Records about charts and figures
_ _ _ _
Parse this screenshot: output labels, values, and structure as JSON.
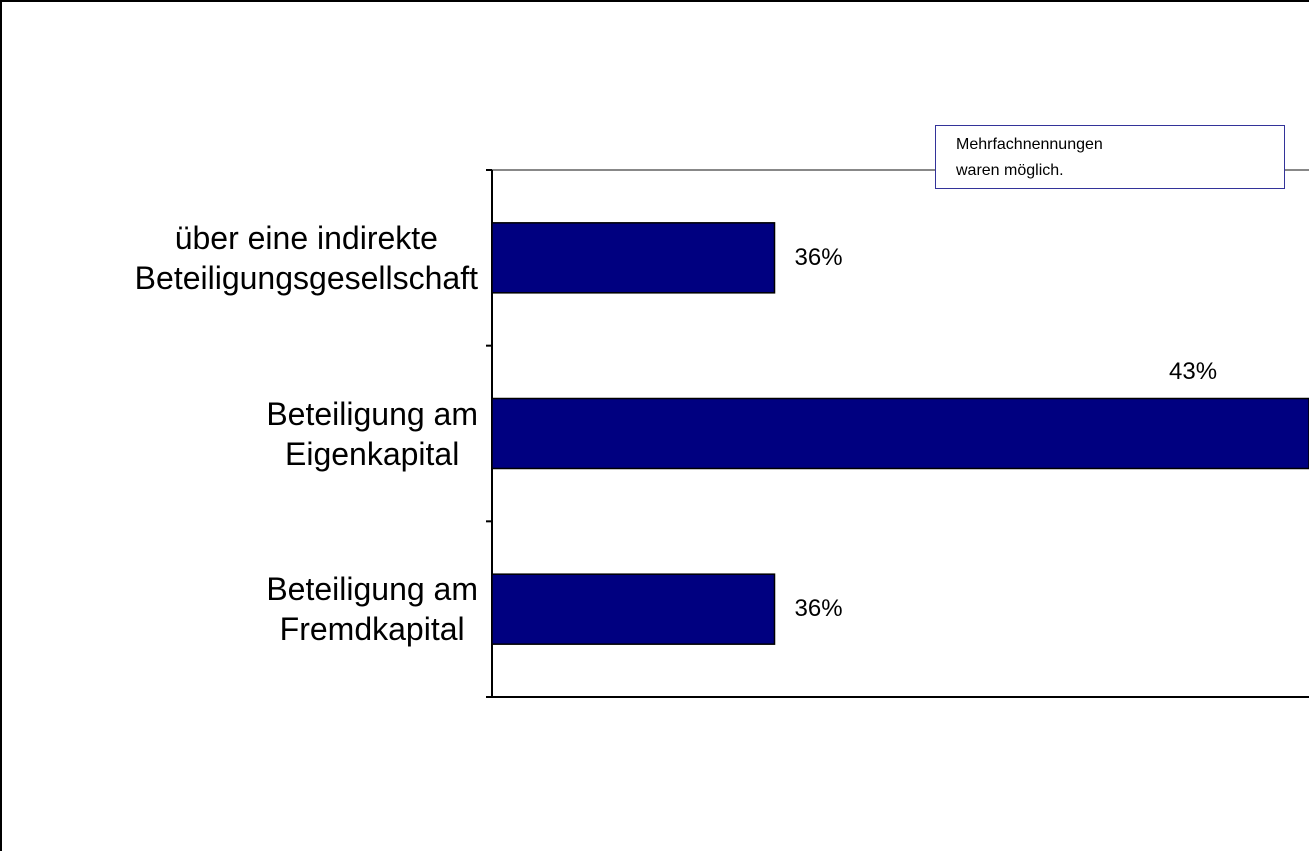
{
  "chart_data": {
    "type": "barh",
    "categories": [
      "über eine indirekte\nBeteiligungsgesellschaft",
      "Beteiligung am\nEigenkapital",
      "Beteiligung am\nFremdkapital"
    ],
    "values": [
      36,
      43,
      36
    ],
    "value_labels": [
      "36%",
      "43%",
      "36%"
    ],
    "color": "#000080",
    "xlim": [
      32.3,
      43
    ],
    "annotation": "Mehrfachnennungen\nwaren möglich."
  }
}
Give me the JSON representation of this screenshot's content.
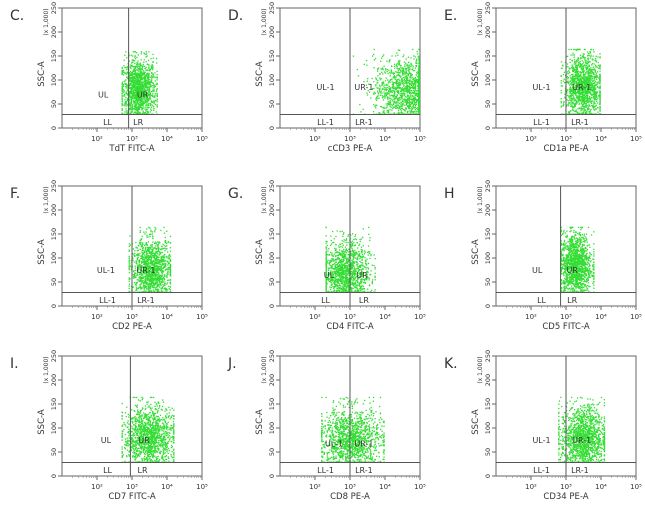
_ _ _ _
[Task brief] Reproduce every entry word for word, but skip any pictures.

[Solution to this problem]
Parse this screenshot: output labels, values, and structure as JSON.
{
  "chart_data": {
    "type": "barh",
    "categories": [
      "über eine indirekte\nBeteiligungsgesellschaft",
      "Beteiligung am\nEigenkapital",
      "Beteiligung am\nFremdkapital"
    ],
    "values": [
      36,
      43,
      36
    ],
    "value_labels": [
      "36%",
      "43%",
      "36%"
    ],
    "color": "#000080",
    "xlim": [
      32.3,
      43
    ],
    "annotation": "Mehrfachnennungen\nwaren möglich."
  }
}
Give me the JSON representation of this screenshot's content.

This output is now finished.